* [Information given]:

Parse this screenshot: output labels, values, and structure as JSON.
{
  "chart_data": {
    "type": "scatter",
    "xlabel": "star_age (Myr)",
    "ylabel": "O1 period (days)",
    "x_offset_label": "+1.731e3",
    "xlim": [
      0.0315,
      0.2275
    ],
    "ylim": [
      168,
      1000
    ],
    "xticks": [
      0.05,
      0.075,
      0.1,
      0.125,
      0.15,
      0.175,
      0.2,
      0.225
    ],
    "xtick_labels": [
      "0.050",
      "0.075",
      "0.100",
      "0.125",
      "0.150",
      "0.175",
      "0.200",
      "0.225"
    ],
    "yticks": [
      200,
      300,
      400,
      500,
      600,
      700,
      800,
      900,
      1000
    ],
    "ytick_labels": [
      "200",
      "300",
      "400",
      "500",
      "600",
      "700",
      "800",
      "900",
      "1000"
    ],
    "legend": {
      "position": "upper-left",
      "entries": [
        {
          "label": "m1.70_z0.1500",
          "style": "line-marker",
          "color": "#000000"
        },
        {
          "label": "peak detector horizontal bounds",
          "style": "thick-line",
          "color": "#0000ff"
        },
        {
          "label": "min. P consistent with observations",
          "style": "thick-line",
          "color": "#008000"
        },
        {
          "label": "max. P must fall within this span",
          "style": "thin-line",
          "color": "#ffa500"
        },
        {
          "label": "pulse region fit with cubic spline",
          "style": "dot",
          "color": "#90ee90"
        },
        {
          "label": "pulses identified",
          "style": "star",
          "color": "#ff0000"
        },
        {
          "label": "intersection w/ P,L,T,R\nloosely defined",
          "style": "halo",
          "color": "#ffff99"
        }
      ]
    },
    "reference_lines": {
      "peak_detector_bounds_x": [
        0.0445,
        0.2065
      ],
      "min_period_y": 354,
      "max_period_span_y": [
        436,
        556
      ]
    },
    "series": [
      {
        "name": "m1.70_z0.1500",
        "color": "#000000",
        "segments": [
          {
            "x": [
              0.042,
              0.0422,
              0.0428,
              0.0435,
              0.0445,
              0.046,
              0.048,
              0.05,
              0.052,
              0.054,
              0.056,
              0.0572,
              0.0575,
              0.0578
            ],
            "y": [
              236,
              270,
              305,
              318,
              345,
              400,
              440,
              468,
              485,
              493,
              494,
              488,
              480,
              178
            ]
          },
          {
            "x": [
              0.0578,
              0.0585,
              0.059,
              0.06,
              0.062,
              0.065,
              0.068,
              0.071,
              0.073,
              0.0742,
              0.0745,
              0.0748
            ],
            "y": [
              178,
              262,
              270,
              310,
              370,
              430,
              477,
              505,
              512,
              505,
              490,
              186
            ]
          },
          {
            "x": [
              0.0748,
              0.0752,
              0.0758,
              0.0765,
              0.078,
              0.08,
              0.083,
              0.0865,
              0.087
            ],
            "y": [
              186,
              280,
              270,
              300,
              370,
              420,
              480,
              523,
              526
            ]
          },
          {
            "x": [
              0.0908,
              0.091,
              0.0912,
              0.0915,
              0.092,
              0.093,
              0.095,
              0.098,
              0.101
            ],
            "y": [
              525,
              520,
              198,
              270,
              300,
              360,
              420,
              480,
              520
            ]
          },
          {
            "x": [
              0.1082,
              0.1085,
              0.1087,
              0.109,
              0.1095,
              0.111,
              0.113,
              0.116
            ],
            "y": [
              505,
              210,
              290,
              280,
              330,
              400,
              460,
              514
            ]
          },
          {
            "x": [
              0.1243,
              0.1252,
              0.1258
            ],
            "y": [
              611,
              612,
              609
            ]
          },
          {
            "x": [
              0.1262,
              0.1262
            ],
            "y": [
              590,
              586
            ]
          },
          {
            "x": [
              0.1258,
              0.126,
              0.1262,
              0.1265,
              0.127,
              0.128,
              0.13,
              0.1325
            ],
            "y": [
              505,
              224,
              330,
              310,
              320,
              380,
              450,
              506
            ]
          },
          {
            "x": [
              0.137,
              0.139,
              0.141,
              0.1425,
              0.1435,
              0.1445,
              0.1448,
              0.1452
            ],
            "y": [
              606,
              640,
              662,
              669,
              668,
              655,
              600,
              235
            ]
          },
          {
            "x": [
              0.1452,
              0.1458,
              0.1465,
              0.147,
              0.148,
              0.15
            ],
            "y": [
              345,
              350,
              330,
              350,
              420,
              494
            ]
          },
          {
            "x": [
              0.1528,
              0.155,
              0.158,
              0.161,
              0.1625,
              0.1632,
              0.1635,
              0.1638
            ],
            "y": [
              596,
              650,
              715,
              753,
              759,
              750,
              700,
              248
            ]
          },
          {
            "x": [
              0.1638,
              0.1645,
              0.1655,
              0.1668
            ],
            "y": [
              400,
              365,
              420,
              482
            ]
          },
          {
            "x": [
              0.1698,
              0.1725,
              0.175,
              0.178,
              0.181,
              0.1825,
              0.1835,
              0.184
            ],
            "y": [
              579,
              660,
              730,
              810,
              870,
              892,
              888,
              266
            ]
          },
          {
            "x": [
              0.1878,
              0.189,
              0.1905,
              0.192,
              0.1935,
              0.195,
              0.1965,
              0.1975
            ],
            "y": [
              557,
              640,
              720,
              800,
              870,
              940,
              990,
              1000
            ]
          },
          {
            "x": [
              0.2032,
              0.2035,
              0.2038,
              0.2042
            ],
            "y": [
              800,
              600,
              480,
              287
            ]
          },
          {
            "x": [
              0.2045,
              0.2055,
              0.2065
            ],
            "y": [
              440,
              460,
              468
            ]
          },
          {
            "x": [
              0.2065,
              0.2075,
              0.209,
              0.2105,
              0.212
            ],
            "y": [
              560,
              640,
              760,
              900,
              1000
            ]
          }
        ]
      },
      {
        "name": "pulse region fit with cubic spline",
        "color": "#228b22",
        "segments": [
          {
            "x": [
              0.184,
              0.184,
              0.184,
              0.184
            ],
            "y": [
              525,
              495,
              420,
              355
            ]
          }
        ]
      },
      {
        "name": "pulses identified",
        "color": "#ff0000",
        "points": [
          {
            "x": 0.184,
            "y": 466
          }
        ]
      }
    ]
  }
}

* [Written task]: Can you reproduce all the material exactly?

* [Output for this task]:
Parse this screenshot: output labels, values, and structure as JSON.
{
  "chart_data": {
    "type": "scatter",
    "xlabel": "star_age (Myr)",
    "ylabel": "O1 period (days)",
    "x_offset_label": "+1.731e3",
    "xlim": [
      0.0315,
      0.2275
    ],
    "ylim": [
      168,
      1000
    ],
    "xticks": [
      0.05,
      0.075,
      0.1,
      0.125,
      0.15,
      0.175,
      0.2,
      0.225
    ],
    "xtick_labels": [
      "0.050",
      "0.075",
      "0.100",
      "0.125",
      "0.150",
      "0.175",
      "0.200",
      "0.225"
    ],
    "yticks": [
      200,
      300,
      400,
      500,
      600,
      700,
      800,
      900,
      1000
    ],
    "ytick_labels": [
      "200",
      "300",
      "400",
      "500",
      "600",
      "700",
      "800",
      "900",
      "1000"
    ],
    "legend": {
      "position": "upper-left",
      "entries": [
        {
          "label": "m1.70_z0.1500",
          "style": "line-marker",
          "color": "#000000"
        },
        {
          "label": "peak detector horizontal bounds",
          "style": "thick-line",
          "color": "#0000ff"
        },
        {
          "label": "min. P consistent with observations",
          "style": "thick-line",
          "color": "#008000"
        },
        {
          "label": "max. P must fall within this span",
          "style": "thin-line",
          "color": "#ffa500"
        },
        {
          "label": "pulse region fit with cubic spline",
          "style": "dot",
          "color": "#90ee90"
        },
        {
          "label": "pulses identified",
          "style": "star",
          "color": "#ff0000"
        },
        {
          "label": "intersection w/ P,L,T,R\nloosely defined",
          "style": "halo",
          "color": "#ffff99"
        }
      ]
    },
    "reference_lines": {
      "peak_detector_bounds_x": [
        0.0445,
        0.2065
      ],
      "min_period_y": 354,
      "max_period_span_y": [
        436,
        556
      ]
    },
    "series": [
      {
        "name": "m1.70_z0.1500",
        "color": "#000000",
        "segments": [
          {
            "x": [
              0.042,
              0.0422,
              0.0428,
              0.0435,
              0.0445,
              0.046,
              0.048,
              0.05,
              0.052,
              0.054,
              0.056,
              0.0572,
              0.0575,
              0.0578
            ],
            "y": [
              236,
              270,
              305,
              318,
              345,
              400,
              440,
              468,
              485,
              493,
              494,
              488,
              480,
              178
            ]
          },
          {
            "x": [
              0.0578,
              0.0585,
              0.059,
              0.06,
              0.062,
              0.065,
              0.068,
              0.071,
              0.073,
              0.0742,
              0.0745,
              0.0748
            ],
            "y": [
              178,
              262,
              270,
              310,
              370,
              430,
              477,
              505,
              512,
              505,
              490,
              186
            ]
          },
          {
            "x": [
              0.0748,
              0.0752,
              0.0758,
              0.0765,
              0.078,
              0.08,
              0.083,
              0.0865,
              0.087
            ],
            "y": [
              186,
              280,
              270,
              300,
              370,
              420,
              480,
              523,
              526
            ]
          },
          {
            "x": [
              0.0908,
              0.091,
              0.0912,
              0.0915,
              0.092,
              0.093,
              0.095,
              0.098,
              0.101
            ],
            "y": [
              525,
              520,
              198,
              270,
              300,
              360,
              420,
              480,
              520
            ]
          },
          {
            "x": [
              0.1082,
              0.1085,
              0.1087,
              0.109,
              0.1095,
              0.111,
              0.113,
              0.116
            ],
            "y": [
              505,
              210,
              290,
              280,
              330,
              400,
              460,
              514
            ]
          },
          {
            "x": [
              0.1243,
              0.1252,
              0.1258
            ],
            "y": [
              611,
              612,
              609
            ]
          },
          {
            "x": [
              0.1262,
              0.1262
            ],
            "y": [
              590,
              586
            ]
          },
          {
            "x": [
              0.1258,
              0.126,
              0.1262,
              0.1265,
              0.127,
              0.128,
              0.13,
              0.1325
            ],
            "y": [
              505,
              224,
              330,
              310,
              320,
              380,
              450,
              506
            ]
          },
          {
            "x": [
              0.137,
              0.139,
              0.141,
              0.1425,
              0.1435,
              0.1445,
              0.1448,
              0.1452
            ],
            "y": [
              606,
              640,
              662,
              669,
              668,
              655,
              600,
              235
            ]
          },
          {
            "x": [
              0.1452,
              0.1458,
              0.1465,
              0.147,
              0.148,
              0.15
            ],
            "y": [
              345,
              350,
              330,
              350,
              420,
              494
            ]
          },
          {
            "x": [
              0.1528,
              0.155,
              0.158,
              0.161,
              0.1625,
              0.1632,
              0.1635,
              0.1638
            ],
            "y": [
              596,
              650,
              715,
              753,
              759,
              750,
              700,
              248
            ]
          },
          {
            "x": [
              0.1638,
              0.1645,
              0.1655,
              0.1668
            ],
            "y": [
              400,
              365,
              420,
              482
            ]
          },
          {
            "x": [
              0.1698,
              0.1725,
              0.175,
              0.178,
              0.181,
              0.1825,
              0.1835,
              0.184
            ],
            "y": [
              579,
              660,
              730,
              810,
              870,
              892,
              888,
              266
            ]
          },
          {
            "x": [
              0.1878,
              0.189,
              0.1905,
              0.192,
              0.1935,
              0.195,
              0.1965,
              0.1975
            ],
            "y": [
              557,
              640,
              720,
              800,
              870,
              940,
              990,
              1000
            ]
          },
          {
            "x": [
              0.2032,
              0.2035,
              0.2038,
              0.2042
            ],
            "y": [
              800,
              600,
              480,
              287
            ]
          },
          {
            "x": [
              0.2045,
              0.2055,
              0.2065
            ],
            "y": [
              440,
              460,
              468
            ]
          },
          {
            "x": [
              0.2065,
              0.2075,
              0.209,
              0.2105,
              0.212
            ],
            "y": [
              560,
              640,
              760,
              900,
              1000
            ]
          }
        ]
      },
      {
        "name": "pulse region fit with cubic spline",
        "color": "#228b22",
        "segments": [
          {
            "x": [
              0.184,
              0.184,
              0.184,
              0.184
            ],
            "y": [
              525,
              495,
              420,
              355
            ]
          }
        ]
      },
      {
        "name": "pulses identified",
        "color": "#ff0000",
        "points": [
          {
            "x": 0.184,
            "y": 466
          }
        ]
      }
    ]
  }
}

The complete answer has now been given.